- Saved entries
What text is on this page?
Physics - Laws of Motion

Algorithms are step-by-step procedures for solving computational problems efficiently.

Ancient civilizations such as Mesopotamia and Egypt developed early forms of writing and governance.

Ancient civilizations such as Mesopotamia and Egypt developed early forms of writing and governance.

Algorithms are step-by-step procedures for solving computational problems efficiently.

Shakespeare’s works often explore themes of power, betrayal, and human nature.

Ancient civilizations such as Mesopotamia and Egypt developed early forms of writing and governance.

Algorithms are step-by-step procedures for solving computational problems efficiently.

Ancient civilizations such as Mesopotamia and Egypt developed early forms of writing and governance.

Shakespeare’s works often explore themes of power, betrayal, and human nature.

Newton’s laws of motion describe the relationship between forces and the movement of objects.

- Aim
Reproduce each record exactly, leaving nothing out.

- Completed exercise
What text is on this page?
Physics - Laws of Motion

Algorithms are step-by-step procedures for solving computational problems efficiently.

Ancient civilizations such as Mesopotamia and Egypt developed early forms of writing and governance.

Ancient civilizations such as Mesopotamia and Egypt developed early forms of writing and governance.

Algorithms are step-by-step procedures for solving computational problems efficiently.

Shakespeare’s works often explore themes of power, betrayal, and human nature.

Ancient civilizations such as Mesopotamia and Egypt developed early forms of writing and governance.

Algorithms are step-by-step procedures for solving computational problems efficiently.

Ancient civilizations such as Mesopotamia and Egypt developed early forms of writing and governance.

Shakespeare’s works often explore themes of power, betrayal, and human nature.

Newton’s laws of motion describe the relationship between forces and the movement of objects.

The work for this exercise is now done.